AIM OF THE TASK
Scan the entries and tally the lines that include the string "siguientes". Reply with the figure alone.

[Collection entries]
---------------

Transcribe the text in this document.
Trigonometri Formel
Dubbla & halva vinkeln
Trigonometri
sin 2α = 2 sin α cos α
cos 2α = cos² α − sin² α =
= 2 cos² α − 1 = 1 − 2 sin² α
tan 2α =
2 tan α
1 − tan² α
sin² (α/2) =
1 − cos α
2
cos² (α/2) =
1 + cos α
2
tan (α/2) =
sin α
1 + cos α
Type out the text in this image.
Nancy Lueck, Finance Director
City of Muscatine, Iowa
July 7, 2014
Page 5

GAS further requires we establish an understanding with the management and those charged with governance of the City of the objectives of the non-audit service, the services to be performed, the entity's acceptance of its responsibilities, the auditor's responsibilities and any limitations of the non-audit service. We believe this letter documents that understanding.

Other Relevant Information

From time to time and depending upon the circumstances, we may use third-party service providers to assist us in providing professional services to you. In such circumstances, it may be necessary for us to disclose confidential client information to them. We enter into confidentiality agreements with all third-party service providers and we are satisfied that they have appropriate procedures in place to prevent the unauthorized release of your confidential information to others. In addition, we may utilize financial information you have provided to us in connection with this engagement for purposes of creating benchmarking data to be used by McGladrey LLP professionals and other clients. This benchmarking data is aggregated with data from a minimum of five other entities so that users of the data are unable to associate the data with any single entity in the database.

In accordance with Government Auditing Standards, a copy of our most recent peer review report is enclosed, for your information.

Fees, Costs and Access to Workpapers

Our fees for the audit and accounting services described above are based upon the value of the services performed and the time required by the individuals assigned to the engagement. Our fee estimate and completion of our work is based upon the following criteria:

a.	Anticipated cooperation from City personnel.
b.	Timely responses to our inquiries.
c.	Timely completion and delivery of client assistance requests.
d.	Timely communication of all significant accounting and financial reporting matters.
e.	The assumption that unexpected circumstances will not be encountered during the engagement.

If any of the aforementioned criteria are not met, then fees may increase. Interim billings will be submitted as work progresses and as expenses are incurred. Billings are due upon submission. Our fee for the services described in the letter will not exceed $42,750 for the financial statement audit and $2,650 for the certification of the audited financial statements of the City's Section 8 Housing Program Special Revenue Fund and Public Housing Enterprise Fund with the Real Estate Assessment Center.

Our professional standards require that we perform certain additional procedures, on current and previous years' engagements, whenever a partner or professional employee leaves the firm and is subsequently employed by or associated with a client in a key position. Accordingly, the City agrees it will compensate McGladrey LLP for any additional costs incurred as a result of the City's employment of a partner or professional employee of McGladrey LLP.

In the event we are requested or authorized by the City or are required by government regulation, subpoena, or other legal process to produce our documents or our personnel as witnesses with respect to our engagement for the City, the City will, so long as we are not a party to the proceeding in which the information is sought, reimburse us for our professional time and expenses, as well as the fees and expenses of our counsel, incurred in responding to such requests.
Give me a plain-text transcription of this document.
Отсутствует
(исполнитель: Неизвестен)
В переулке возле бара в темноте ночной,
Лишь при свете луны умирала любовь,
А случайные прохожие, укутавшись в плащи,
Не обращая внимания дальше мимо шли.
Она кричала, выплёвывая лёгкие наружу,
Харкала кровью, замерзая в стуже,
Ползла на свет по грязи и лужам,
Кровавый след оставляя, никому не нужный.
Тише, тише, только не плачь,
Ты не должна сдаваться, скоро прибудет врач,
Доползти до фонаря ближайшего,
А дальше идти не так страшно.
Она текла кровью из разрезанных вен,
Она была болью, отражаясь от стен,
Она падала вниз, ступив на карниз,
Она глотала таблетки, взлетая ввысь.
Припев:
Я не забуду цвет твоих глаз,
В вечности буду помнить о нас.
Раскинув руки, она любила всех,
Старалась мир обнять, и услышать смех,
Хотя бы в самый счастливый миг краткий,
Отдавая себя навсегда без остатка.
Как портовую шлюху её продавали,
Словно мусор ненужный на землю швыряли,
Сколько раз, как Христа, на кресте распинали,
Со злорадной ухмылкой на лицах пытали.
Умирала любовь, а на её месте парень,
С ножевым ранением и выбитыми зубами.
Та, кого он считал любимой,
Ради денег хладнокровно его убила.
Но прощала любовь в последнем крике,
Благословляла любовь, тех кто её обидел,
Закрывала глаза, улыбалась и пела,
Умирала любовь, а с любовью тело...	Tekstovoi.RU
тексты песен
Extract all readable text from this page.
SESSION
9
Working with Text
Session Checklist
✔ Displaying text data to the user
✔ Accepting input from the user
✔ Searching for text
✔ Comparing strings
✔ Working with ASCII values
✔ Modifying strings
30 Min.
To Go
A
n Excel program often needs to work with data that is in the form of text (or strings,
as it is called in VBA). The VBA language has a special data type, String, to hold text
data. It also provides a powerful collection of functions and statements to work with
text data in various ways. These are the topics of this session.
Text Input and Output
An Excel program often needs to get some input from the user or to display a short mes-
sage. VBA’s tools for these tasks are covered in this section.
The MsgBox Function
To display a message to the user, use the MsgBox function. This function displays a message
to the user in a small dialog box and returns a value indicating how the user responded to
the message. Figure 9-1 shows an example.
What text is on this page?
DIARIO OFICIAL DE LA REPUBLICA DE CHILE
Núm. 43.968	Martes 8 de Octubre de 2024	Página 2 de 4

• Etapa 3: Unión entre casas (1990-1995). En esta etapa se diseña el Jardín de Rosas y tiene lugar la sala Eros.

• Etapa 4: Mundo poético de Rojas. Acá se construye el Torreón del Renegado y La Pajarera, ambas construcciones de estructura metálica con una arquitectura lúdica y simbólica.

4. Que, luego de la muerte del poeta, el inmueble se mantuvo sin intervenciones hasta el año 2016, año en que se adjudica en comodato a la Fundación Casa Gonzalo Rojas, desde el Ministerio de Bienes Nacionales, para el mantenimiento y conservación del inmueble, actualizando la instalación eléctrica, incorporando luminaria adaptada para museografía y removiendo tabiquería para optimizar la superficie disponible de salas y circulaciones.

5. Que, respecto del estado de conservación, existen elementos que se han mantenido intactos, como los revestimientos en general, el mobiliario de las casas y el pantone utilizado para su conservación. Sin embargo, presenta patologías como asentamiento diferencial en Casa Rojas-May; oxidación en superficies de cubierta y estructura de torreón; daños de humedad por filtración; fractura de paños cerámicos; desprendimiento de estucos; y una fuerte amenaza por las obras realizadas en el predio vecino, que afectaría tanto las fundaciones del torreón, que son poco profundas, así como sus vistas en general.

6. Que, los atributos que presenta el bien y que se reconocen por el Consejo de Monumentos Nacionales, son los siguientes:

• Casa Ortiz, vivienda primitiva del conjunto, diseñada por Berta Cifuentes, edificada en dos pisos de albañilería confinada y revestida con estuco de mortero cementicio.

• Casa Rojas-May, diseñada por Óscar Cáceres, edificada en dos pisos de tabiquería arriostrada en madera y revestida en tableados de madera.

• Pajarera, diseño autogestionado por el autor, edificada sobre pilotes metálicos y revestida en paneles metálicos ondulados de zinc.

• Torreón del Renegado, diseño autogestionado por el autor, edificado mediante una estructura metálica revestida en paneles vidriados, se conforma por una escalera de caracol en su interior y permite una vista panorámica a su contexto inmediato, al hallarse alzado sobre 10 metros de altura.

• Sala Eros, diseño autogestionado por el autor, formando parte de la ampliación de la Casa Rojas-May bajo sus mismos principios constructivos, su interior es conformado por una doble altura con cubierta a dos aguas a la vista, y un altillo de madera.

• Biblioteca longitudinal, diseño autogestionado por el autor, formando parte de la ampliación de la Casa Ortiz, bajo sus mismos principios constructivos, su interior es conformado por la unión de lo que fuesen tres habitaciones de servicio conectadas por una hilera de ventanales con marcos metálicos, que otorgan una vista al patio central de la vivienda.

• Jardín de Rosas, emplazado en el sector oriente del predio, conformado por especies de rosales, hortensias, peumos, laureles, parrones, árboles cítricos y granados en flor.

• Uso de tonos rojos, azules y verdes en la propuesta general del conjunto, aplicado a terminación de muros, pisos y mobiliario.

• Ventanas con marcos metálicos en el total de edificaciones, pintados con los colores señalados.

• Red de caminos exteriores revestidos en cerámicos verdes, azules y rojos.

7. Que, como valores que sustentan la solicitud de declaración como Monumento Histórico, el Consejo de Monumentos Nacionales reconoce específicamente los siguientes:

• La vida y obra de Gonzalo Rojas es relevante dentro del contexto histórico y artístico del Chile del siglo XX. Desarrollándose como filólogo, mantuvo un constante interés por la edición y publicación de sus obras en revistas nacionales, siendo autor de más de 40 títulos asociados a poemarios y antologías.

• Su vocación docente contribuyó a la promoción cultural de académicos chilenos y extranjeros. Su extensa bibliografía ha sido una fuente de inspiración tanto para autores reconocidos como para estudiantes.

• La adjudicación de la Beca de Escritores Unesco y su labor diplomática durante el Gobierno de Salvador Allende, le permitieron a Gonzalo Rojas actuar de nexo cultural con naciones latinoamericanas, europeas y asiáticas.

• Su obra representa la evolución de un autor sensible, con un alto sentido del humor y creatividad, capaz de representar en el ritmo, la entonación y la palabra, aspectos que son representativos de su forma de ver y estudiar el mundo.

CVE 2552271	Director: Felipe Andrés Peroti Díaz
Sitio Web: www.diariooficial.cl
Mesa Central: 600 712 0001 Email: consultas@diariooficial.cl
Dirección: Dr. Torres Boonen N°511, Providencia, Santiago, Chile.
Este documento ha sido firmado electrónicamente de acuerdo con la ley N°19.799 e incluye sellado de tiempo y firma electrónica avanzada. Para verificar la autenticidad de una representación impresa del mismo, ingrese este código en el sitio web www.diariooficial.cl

---------------

RIGHT ANSWER
2